--- The exercise ---
Please copy every row below, character for character, keeping each line and its order unchanged.

┌──

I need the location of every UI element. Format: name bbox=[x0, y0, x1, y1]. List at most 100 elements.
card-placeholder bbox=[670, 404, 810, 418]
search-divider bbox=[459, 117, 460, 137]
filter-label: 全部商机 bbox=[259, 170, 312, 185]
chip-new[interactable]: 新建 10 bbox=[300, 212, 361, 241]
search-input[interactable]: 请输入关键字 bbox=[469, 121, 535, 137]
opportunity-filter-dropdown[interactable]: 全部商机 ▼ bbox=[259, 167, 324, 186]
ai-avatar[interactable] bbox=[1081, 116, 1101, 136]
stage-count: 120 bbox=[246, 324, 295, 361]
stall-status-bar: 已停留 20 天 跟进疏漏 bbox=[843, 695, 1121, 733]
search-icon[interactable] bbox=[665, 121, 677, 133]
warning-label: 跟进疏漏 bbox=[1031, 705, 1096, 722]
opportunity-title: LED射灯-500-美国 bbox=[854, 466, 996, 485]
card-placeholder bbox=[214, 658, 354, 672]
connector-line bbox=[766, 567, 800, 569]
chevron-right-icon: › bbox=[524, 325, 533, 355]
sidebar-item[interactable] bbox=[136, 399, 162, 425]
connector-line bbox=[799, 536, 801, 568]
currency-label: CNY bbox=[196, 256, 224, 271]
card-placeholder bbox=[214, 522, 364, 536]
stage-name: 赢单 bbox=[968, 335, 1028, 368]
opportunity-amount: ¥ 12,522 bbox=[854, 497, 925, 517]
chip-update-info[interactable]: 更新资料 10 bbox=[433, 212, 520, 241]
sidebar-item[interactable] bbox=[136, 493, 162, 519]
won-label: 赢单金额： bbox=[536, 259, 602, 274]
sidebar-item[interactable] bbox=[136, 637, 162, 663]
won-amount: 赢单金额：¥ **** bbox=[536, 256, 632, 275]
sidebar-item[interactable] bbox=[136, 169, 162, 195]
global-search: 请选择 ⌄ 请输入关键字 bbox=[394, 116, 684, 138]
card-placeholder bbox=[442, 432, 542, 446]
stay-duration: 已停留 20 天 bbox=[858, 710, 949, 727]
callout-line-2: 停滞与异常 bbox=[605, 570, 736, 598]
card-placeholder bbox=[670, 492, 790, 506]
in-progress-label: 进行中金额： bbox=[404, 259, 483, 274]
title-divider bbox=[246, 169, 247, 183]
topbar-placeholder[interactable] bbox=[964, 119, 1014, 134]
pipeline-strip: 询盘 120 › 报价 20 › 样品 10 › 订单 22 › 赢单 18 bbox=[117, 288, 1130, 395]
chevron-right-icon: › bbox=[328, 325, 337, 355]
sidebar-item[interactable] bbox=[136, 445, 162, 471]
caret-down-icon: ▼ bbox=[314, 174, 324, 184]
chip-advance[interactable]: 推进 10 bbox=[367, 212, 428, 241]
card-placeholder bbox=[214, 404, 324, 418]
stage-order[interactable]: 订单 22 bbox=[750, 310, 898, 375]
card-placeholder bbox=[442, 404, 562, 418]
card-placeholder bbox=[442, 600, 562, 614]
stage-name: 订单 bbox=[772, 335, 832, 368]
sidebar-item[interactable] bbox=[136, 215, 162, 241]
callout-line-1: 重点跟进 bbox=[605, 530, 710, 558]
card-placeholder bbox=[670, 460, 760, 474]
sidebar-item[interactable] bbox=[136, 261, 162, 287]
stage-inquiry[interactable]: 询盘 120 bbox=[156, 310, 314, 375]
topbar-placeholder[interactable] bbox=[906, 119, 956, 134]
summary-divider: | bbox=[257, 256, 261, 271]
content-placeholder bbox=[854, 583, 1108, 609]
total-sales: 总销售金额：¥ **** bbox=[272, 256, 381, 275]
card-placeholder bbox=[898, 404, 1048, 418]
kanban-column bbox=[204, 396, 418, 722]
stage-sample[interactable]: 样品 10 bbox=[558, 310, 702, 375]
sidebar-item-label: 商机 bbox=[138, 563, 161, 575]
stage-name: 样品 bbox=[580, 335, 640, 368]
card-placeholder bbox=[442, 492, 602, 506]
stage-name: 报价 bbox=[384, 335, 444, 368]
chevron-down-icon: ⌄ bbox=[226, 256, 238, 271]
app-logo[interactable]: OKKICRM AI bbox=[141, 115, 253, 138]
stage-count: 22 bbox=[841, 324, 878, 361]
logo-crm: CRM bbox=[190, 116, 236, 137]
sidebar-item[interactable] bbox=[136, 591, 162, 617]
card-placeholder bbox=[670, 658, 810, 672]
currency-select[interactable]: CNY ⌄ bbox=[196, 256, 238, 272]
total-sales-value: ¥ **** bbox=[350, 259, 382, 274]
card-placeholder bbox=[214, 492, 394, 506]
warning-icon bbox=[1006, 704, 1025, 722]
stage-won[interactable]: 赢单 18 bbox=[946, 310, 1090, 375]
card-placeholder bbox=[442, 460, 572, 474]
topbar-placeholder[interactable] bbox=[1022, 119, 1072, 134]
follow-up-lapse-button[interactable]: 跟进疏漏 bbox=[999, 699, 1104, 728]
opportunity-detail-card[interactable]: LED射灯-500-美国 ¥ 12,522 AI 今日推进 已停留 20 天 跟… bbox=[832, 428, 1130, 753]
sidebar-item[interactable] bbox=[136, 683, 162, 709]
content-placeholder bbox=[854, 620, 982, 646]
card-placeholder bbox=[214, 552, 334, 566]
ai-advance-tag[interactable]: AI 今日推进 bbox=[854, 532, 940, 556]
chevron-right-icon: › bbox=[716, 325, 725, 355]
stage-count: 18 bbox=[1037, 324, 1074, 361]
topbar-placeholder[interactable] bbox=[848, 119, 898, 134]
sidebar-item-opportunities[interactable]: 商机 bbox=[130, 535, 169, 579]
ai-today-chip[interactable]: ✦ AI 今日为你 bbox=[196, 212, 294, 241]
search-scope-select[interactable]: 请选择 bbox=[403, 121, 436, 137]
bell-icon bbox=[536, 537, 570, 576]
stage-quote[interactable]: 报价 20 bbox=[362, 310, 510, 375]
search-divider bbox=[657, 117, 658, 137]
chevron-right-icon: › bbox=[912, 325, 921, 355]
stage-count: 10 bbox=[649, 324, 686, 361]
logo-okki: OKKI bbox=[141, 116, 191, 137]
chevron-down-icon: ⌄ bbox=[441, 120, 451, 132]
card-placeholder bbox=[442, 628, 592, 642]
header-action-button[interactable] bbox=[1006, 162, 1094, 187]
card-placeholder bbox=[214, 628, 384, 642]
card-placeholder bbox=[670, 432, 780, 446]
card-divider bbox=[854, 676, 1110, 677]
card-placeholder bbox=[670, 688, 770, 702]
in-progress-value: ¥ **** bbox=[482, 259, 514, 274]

└──

--- Finished task ---
I need the location of every UI element. Format: name bbox=[x0, y0, x1, y1]. List at most 100 elements.
card-placeholder bbox=[670, 404, 810, 418]
search-divider bbox=[459, 117, 460, 137]
filter-label: 全部商机 bbox=[259, 170, 312, 185]
chip-new[interactable]: 新建 10 bbox=[300, 212, 361, 241]
search-input[interactable]: 请输入关键字 bbox=[469, 121, 535, 137]
opportunity-filter-dropdown[interactable]: 全部商机 ▼ bbox=[259, 167, 324, 186]
ai-avatar[interactable] bbox=[1081, 116, 1101, 136]
stage-count: 120 bbox=[246, 324, 295, 361]
stall-status-bar: 已停留 20 天 跟进疏漏 bbox=[843, 695, 1121, 733]
search-icon[interactable] bbox=[665, 121, 677, 133]
warning-label: 跟进疏漏 bbox=[1031, 705, 1096, 722]
opportunity-title: LED射灯-500-美国 bbox=[854, 466, 996, 485]
card-placeholder bbox=[214, 658, 354, 672]
connector-line bbox=[766, 567, 800, 569]
chevron-right-icon: › bbox=[524, 325, 533, 355]
sidebar-item[interactable] bbox=[136, 399, 162, 425]
connector-line bbox=[799, 536, 801, 568]
currency-label: CNY bbox=[196, 256, 224, 271]
card-placeholder bbox=[214, 522, 364, 536]
stage-name: 赢单 bbox=[968, 335, 1028, 368]
opportunity-amount: ¥ 12,522 bbox=[854, 497, 925, 517]
chip-update-info[interactable]: 更新资料 10 bbox=[433, 212, 520, 241]
sidebar-item[interactable] bbox=[136, 493, 162, 519]
won-label: 赢单金额： bbox=[536, 259, 602, 274]
sidebar-item[interactable] bbox=[136, 637, 162, 663]
won-amount: 赢单金额：¥ **** bbox=[536, 256, 632, 275]
sidebar-item[interactable] bbox=[136, 169, 162, 195]
global-search: 请选择 ⌄ 请输入关键字 bbox=[394, 116, 684, 138]
card-placeholder bbox=[442, 432, 542, 446]
stay-duration: 已停留 20 天 bbox=[858, 710, 949, 727]
callout-line-2: 停滞与异常 bbox=[605, 570, 736, 598]
card-placeholder bbox=[670, 492, 790, 506]
in-progress-label: 进行中金额： bbox=[404, 259, 483, 274]
title-divider bbox=[246, 169, 247, 183]
topbar-placeholder[interactable] bbox=[964, 119, 1014, 134]
pipeline-strip: 询盘 120 › 报价 20 › 样品 10 › 订单 22 › 赢单 18 bbox=[117, 288, 1130, 395]
chevron-right-icon: › bbox=[328, 325, 337, 355]
sidebar-item[interactable] bbox=[136, 445, 162, 471]
caret-down-icon: ▼ bbox=[314, 174, 324, 184]
chip-advance[interactable]: 推进 10 bbox=[367, 212, 428, 241]
card-placeholder bbox=[214, 404, 324, 418]
stage-order[interactable]: 订单 22 bbox=[750, 310, 898, 375]
card-placeholder bbox=[442, 404, 562, 418]
card-placeholder bbox=[442, 600, 562, 614]
stage-name: 订单 bbox=[772, 335, 832, 368]
sidebar-item[interactable] bbox=[136, 215, 162, 241]
callout-line-1: 重点跟进 bbox=[605, 530, 710, 558]
card-placeholder bbox=[670, 460, 760, 474]
sidebar-item[interactable] bbox=[136, 261, 162, 287]
stage-inquiry[interactable]: 询盘 120 bbox=[156, 310, 314, 375]
topbar-placeholder[interactable] bbox=[906, 119, 956, 134]
summary-divider: | bbox=[257, 256, 261, 271]
content-placeholder bbox=[854, 583, 1108, 609]
total-sales: 总销售金额：¥ **** bbox=[272, 256, 381, 275]
card-placeholder bbox=[898, 404, 1048, 418]
kanban-column bbox=[204, 396, 418, 722]
stage-sample[interactable]: 样品 10 bbox=[558, 310, 702, 375]
sidebar-item-label: 商机 bbox=[138, 563, 161, 575]
stage-name: 样品 bbox=[580, 335, 640, 368]
card-placeholder bbox=[442, 492, 602, 506]
stage-name: 报价 bbox=[384, 335, 444, 368]
chevron-down-icon: ⌄ bbox=[226, 256, 238, 271]
app-logo[interactable]: OKKICRM AI bbox=[141, 115, 253, 138]
stage-count: 22 bbox=[841, 324, 878, 361]
logo-crm: CRM bbox=[190, 116, 236, 137]
sidebar-item[interactable] bbox=[136, 591, 162, 617]
card-placeholder bbox=[670, 658, 810, 672]
currency-select[interactable]: CNY ⌄ bbox=[196, 256, 238, 272]
total-sales-value: ¥ **** bbox=[350, 259, 382, 274]
card-placeholder bbox=[214, 492, 394, 506]
warning-icon bbox=[1006, 704, 1025, 722]
stage-won[interactable]: 赢单 18 bbox=[946, 310, 1090, 375]
card-placeholder bbox=[442, 460, 572, 474]
topbar-placeholder[interactable] bbox=[1022, 119, 1072, 134]
follow-up-lapse-button[interactable]: 跟进疏漏 bbox=[999, 699, 1104, 728]
opportunity-detail-card[interactable]: LED射灯-500-美国 ¥ 12,522 AI 今日推进 已停留 20 天 跟… bbox=[832, 428, 1130, 753]
sidebar-item[interactable] bbox=[136, 683, 162, 709]
content-placeholder bbox=[854, 620, 982, 646]
card-placeholder bbox=[214, 552, 334, 566]
ai-advance-tag[interactable]: AI 今日推进 bbox=[854, 532, 940, 556]
chevron-right-icon: › bbox=[716, 325, 725, 355]
stage-count: 18 bbox=[1037, 324, 1074, 361]
topbar-placeholder[interactable] bbox=[848, 119, 898, 134]
sidebar-item-opportunities[interactable]: 商机 bbox=[130, 535, 169, 579]
ai-today-chip[interactable]: ✦ AI 今日为你 bbox=[196, 212, 294, 241]
search-scope-select[interactable]: 请选择 bbox=[403, 121, 436, 137]
bell-icon bbox=[536, 537, 570, 576]
stage-quote[interactable]: 报价 20 bbox=[362, 310, 510, 375]
search-divider bbox=[657, 117, 658, 137]
chevron-right-icon: › bbox=[912, 325, 921, 355]
stage-count: 10 bbox=[649, 324, 686, 361]
logo-okki: OKKI bbox=[141, 116, 191, 137]
chevron-down-icon: ⌄ bbox=[441, 120, 451, 132]
card-placeholder bbox=[442, 628, 592, 642]
header-action-button[interactable] bbox=[1006, 162, 1094, 187]
card-placeholder bbox=[214, 628, 384, 642]
card-placeholder bbox=[670, 432, 780, 446]
card-divider bbox=[854, 676, 1110, 677]
card-placeholder bbox=[670, 688, 770, 702]
in-progress-value: ¥ **** bbox=[482, 259, 514, 274]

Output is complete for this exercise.